§ **TASK DETAILS**
Determine the number of lines in these entries that hold the word "bentuk". Give the number and nothing more.

§ **ENTRIES PROVIDED**

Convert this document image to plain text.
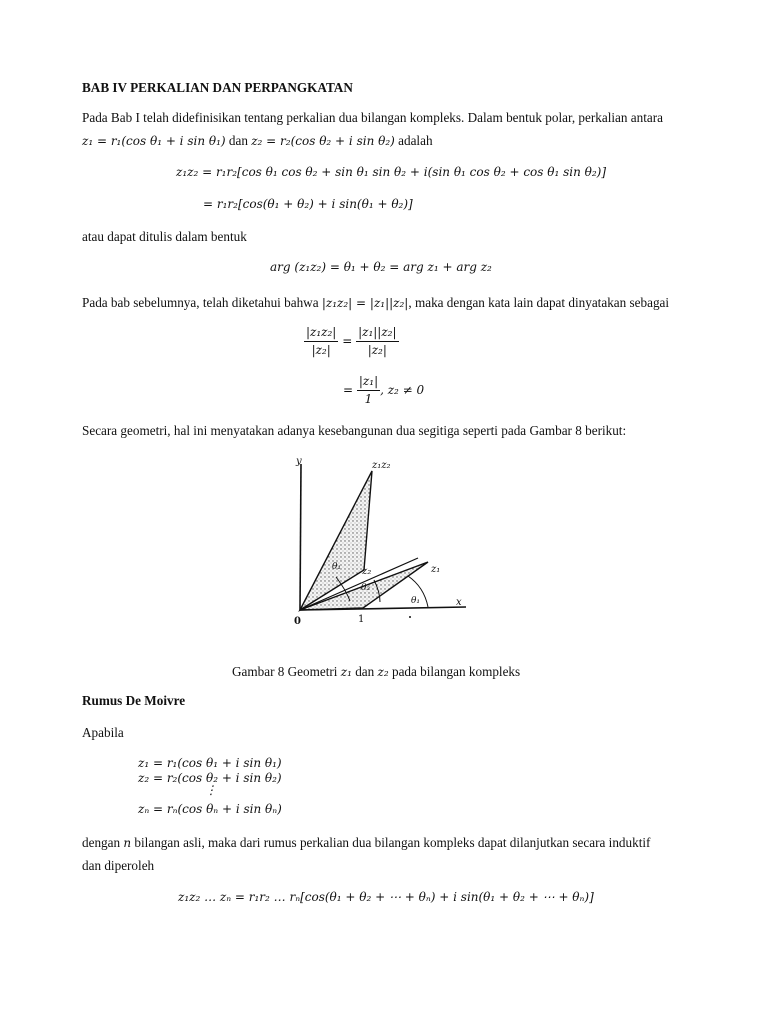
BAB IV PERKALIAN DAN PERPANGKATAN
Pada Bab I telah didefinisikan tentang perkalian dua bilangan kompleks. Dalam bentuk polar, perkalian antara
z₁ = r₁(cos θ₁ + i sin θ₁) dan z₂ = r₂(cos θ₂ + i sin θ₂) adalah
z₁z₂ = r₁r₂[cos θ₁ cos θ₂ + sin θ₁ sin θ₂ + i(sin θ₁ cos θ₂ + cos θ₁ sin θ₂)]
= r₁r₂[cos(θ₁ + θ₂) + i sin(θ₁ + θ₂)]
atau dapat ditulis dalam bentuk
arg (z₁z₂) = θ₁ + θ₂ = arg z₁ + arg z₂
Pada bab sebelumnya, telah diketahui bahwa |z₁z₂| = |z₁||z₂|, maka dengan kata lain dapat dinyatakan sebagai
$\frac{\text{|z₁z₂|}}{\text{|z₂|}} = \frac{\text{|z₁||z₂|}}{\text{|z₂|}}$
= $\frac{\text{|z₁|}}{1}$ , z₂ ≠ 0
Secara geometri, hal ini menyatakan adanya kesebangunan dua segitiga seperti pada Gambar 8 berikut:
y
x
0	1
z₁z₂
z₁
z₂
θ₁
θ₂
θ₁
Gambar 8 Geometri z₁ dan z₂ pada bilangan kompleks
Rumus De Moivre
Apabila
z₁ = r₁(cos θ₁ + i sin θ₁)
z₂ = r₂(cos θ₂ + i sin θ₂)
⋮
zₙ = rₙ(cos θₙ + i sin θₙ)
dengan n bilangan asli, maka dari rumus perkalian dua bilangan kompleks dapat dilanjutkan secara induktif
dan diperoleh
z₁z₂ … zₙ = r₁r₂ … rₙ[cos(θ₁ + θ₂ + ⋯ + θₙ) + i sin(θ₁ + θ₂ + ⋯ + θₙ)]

---

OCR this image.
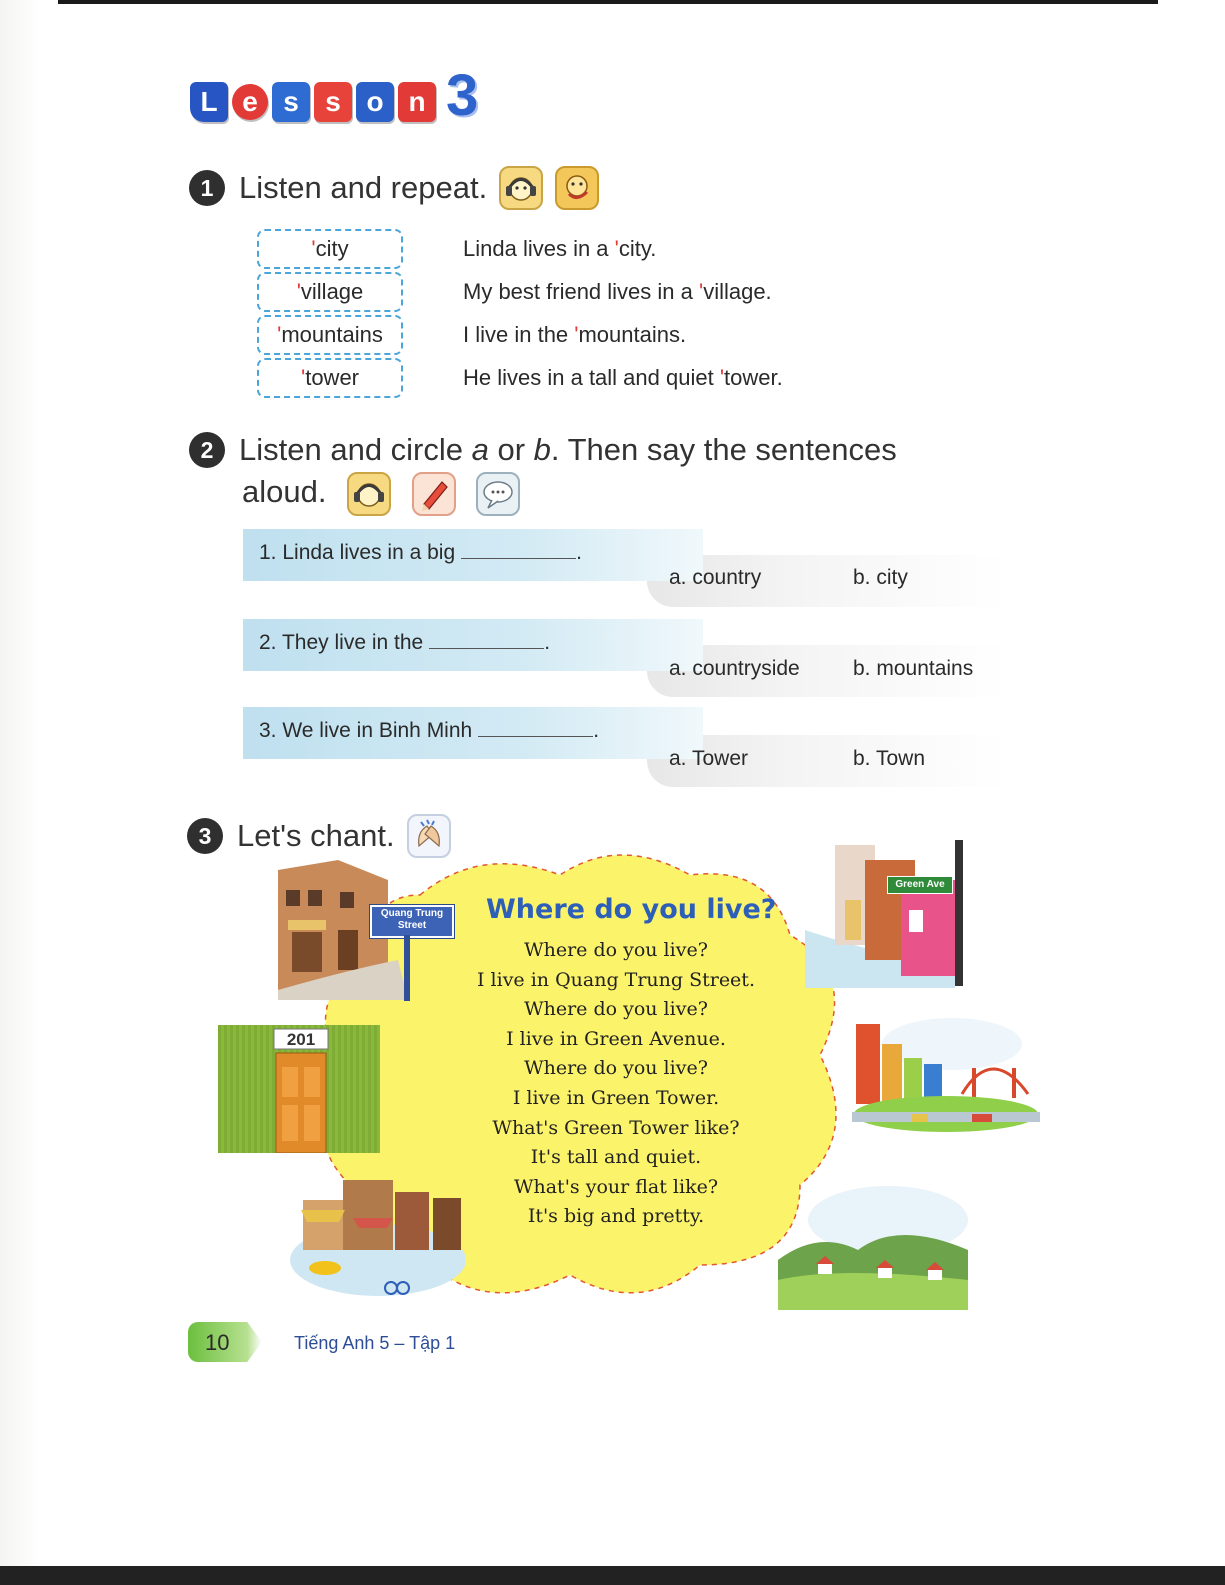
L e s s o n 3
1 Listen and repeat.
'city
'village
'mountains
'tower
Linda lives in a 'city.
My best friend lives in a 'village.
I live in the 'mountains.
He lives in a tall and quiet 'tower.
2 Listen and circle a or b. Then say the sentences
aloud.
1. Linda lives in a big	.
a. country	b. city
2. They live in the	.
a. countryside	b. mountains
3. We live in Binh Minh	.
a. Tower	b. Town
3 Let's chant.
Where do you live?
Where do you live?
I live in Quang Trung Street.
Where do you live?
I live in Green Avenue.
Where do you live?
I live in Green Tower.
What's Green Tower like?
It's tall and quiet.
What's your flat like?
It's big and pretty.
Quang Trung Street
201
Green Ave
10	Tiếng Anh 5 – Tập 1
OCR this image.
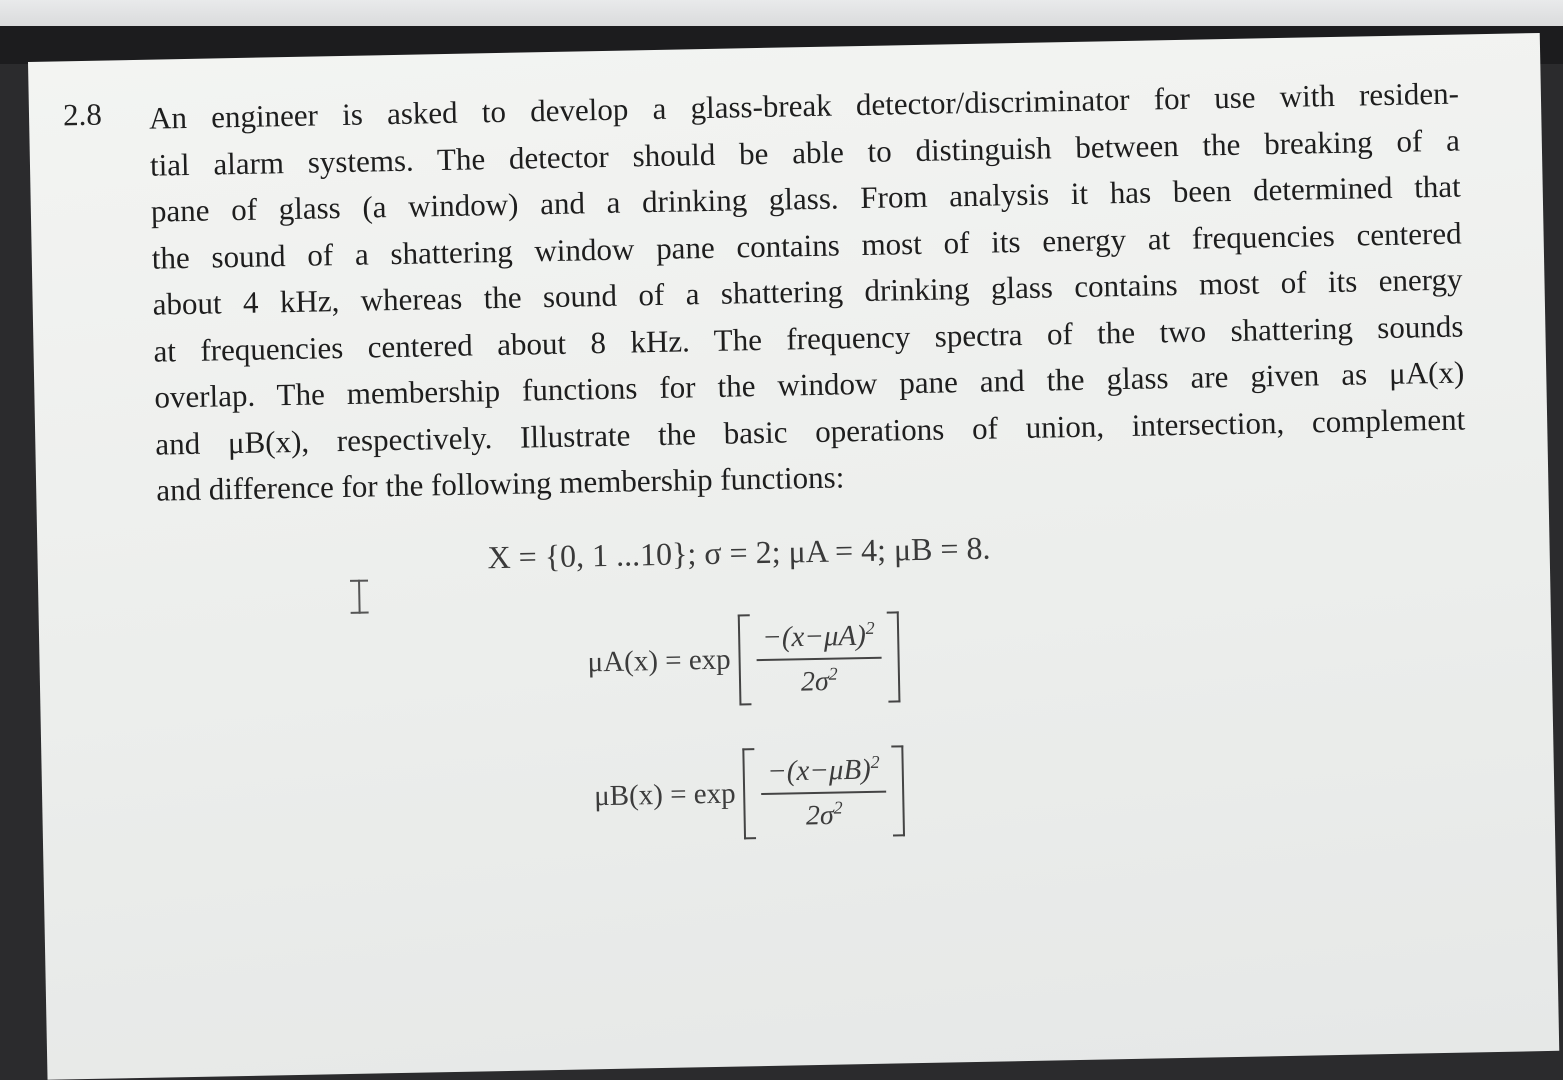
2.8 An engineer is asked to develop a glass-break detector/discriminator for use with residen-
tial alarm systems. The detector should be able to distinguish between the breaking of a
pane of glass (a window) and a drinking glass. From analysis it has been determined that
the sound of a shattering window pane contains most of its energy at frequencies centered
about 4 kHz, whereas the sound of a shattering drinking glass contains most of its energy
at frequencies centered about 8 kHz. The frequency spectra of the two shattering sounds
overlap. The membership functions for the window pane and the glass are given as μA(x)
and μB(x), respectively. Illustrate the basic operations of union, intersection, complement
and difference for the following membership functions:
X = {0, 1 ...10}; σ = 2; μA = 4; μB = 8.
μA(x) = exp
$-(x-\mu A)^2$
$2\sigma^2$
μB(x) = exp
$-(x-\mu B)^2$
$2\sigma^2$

§ **THE SOLUTION**
2